Task objective: Pull out every line of the data that contains the string "info", with case counting.

** start of Exercise data **

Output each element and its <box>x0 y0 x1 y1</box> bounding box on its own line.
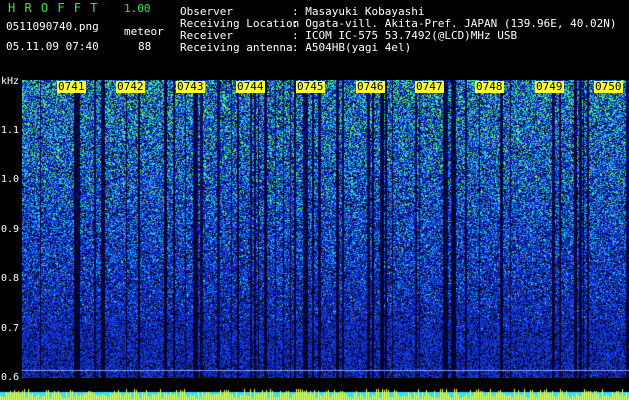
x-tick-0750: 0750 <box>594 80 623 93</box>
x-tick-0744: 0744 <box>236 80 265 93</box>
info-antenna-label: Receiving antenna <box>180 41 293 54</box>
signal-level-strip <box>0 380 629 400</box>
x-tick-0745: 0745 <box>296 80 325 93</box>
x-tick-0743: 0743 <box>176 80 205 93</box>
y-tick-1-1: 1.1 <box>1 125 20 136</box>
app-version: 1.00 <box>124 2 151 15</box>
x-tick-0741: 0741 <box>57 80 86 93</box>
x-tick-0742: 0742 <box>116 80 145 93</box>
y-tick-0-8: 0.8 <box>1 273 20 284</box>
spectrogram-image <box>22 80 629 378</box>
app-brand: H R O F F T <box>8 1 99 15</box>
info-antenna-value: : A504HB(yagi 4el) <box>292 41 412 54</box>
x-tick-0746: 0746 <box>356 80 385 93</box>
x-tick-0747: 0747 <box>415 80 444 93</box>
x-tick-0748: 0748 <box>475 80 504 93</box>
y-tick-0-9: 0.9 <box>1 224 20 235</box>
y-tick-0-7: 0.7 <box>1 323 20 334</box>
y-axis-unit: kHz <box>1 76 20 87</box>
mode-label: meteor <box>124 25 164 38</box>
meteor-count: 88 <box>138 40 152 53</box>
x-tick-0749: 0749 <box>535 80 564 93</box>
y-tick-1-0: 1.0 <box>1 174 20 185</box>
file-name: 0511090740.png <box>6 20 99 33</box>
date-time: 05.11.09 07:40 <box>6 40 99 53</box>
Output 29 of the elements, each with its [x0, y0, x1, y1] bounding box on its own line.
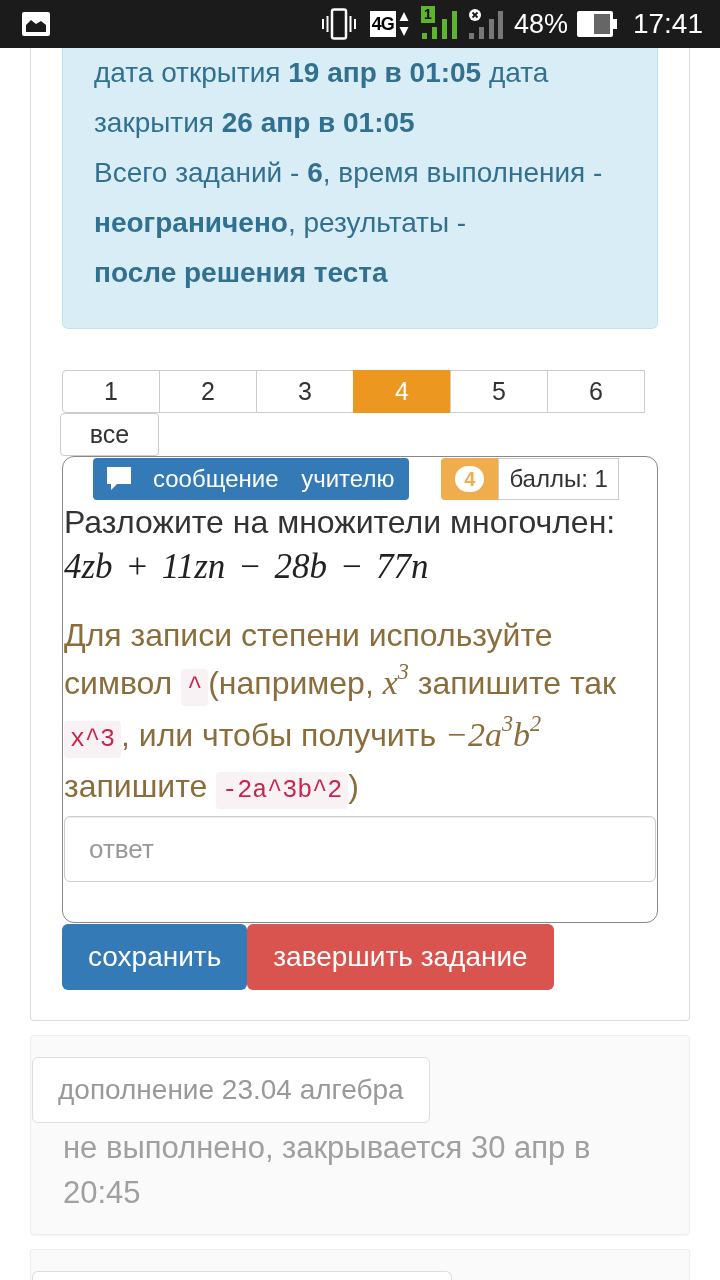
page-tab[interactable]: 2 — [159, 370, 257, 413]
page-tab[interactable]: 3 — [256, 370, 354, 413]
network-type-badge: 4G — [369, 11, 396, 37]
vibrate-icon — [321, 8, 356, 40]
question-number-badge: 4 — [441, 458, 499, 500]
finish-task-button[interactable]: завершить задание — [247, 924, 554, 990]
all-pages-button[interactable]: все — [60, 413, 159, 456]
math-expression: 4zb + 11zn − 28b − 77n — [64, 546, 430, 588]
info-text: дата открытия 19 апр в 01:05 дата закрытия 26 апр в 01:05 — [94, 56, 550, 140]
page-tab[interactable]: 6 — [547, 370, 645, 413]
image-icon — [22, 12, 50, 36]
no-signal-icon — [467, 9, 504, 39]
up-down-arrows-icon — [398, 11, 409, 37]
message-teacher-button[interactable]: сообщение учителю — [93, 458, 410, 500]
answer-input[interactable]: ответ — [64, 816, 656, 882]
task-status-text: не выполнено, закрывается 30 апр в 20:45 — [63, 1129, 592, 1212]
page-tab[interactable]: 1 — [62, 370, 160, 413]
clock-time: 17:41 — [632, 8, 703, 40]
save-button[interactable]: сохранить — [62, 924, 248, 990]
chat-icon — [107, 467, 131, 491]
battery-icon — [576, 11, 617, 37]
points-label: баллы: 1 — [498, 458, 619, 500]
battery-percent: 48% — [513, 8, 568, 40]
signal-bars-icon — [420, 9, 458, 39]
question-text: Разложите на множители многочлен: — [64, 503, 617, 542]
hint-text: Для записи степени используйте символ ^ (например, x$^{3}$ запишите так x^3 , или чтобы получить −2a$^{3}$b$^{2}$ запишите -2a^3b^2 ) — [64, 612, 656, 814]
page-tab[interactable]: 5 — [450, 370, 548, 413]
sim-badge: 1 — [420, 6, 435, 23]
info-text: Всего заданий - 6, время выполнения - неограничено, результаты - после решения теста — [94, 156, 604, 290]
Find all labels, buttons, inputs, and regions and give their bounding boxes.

** end of Exercise data **

The response:
info-antenna-label: Receiving antenna <box>180 41 293 54</box>
info-antenna-value: : A504HB(yagi 4el) <box>292 41 412 54</box>
info-text: дата открытия 19 апр в 01:05 дата закрытия 26 апр в 01:05 — [94, 56, 550, 140]
info-text: Всего заданий - 6, время выполнения - неограничено, результаты - после решения теста — [94, 156, 604, 290]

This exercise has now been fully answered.